*Task details*. Whenever a line below holds the word "JSON", copy that line.

══════════════════════════════

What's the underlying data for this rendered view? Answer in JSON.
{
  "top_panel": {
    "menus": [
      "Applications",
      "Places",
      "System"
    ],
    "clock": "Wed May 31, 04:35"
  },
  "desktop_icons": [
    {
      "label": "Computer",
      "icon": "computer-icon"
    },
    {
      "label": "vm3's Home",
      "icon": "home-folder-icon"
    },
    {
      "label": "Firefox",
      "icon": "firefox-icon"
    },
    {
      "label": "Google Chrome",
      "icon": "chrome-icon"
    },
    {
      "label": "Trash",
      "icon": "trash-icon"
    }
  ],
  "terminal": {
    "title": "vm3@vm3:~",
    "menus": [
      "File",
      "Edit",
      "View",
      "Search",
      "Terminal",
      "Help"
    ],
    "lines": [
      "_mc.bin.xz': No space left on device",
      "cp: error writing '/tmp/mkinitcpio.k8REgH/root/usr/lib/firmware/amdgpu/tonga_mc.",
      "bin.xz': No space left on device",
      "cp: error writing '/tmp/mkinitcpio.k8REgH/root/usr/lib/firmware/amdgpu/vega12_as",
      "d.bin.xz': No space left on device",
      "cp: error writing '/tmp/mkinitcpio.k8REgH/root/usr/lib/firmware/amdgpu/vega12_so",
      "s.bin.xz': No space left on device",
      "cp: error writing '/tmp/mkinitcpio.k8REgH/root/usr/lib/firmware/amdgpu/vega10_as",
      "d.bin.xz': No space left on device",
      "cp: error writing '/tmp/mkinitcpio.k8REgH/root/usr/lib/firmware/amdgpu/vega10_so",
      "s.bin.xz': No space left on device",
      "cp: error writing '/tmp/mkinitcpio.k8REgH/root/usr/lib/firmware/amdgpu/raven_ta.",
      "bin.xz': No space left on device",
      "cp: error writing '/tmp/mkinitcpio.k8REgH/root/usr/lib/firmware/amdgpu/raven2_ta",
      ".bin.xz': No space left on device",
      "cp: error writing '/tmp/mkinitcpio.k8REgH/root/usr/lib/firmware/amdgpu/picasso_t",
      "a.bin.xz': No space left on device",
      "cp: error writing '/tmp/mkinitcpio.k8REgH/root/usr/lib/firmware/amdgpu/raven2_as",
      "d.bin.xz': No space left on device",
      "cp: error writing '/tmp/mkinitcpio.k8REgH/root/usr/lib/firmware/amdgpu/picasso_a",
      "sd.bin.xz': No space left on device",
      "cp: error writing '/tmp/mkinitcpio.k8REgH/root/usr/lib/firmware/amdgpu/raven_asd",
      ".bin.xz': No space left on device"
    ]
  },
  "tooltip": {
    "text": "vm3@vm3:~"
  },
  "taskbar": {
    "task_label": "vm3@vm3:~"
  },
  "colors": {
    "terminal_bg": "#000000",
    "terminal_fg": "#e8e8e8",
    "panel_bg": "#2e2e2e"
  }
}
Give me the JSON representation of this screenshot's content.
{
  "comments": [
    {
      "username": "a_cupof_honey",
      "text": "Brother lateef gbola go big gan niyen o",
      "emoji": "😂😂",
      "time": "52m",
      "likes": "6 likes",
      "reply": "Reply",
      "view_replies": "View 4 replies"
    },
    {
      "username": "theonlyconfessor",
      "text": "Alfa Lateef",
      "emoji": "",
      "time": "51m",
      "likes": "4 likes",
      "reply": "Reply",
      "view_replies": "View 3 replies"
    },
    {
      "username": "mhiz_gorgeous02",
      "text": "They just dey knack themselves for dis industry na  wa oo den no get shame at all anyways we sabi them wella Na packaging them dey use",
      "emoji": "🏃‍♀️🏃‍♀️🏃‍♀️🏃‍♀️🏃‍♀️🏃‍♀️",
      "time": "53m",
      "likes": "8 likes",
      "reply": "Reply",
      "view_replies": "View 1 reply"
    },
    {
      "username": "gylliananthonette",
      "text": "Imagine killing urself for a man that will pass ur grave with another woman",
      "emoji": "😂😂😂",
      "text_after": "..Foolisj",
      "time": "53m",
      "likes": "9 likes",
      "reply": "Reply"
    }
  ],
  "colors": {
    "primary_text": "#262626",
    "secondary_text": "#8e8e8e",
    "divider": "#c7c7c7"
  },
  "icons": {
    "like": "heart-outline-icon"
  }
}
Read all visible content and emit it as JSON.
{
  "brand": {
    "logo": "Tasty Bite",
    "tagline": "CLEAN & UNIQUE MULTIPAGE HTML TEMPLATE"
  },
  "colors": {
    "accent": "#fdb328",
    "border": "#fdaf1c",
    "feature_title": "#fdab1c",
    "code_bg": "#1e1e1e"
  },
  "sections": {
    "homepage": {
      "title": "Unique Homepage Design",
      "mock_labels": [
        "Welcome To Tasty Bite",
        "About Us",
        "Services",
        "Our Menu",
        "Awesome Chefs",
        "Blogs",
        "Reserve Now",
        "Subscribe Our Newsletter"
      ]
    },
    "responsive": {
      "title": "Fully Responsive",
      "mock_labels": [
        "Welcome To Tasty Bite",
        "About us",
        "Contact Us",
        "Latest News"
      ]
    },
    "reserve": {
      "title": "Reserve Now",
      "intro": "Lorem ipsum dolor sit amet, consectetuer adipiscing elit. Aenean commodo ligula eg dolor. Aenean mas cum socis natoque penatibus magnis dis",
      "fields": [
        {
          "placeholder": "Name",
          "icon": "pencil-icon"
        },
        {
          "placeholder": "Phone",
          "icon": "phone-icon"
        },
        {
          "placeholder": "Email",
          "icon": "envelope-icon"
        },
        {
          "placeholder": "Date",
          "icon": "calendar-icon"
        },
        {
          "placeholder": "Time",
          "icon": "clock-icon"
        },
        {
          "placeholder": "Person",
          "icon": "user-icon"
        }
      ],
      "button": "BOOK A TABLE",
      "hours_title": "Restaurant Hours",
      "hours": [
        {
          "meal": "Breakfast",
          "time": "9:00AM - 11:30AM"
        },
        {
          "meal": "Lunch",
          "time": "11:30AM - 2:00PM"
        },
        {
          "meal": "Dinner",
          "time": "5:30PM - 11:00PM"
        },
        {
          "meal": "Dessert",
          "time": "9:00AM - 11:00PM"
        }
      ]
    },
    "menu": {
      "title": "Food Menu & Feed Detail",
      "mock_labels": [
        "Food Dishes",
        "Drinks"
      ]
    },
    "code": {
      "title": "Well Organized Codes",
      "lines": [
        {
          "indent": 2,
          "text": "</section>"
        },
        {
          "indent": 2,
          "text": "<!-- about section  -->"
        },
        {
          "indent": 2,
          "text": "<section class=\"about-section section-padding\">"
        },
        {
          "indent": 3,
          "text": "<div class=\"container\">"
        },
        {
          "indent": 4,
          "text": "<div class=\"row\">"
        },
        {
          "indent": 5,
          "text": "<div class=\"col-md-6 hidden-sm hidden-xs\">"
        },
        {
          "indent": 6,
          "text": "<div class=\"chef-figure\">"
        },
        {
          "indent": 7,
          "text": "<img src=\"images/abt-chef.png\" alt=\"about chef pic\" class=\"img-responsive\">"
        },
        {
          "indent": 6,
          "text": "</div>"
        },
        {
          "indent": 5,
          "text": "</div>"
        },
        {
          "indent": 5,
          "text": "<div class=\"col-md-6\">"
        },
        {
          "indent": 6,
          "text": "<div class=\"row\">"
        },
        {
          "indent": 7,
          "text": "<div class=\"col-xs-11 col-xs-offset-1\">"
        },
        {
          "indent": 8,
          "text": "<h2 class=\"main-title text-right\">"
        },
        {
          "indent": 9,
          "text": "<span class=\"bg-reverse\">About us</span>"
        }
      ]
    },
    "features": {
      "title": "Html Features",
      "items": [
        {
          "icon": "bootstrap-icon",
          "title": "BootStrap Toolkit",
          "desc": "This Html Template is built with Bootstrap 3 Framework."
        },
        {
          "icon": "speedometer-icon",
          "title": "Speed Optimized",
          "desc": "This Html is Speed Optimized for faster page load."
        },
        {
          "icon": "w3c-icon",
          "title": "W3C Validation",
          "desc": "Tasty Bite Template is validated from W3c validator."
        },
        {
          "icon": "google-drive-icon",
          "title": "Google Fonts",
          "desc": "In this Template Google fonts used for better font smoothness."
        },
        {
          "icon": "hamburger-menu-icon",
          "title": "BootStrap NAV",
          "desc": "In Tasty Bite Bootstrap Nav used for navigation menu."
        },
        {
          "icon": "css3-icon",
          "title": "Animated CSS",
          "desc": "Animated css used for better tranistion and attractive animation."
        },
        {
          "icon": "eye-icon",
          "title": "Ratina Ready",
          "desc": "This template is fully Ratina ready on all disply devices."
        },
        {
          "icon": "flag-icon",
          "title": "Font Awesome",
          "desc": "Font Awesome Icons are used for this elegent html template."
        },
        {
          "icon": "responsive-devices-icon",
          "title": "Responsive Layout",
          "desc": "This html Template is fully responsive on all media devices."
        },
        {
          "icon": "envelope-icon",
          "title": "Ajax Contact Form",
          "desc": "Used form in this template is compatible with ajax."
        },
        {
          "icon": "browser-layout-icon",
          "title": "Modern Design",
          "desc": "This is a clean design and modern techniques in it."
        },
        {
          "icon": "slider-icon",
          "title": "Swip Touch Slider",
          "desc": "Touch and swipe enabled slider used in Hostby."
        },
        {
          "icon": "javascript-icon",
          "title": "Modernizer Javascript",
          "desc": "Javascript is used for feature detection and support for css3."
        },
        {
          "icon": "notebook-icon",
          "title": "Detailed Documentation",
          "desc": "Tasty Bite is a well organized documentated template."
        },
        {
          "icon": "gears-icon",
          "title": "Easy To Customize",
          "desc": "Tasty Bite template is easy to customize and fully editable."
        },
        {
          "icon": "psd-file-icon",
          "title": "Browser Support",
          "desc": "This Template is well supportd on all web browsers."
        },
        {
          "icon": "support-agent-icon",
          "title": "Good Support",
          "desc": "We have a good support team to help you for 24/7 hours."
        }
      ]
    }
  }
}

══════════════════════════════

*Complete response*.
What's the underlying data for this rendered view? Answer in JSON.
Give me the JSON representation of this screenshot's content.
Read all visible content and emit it as JSON.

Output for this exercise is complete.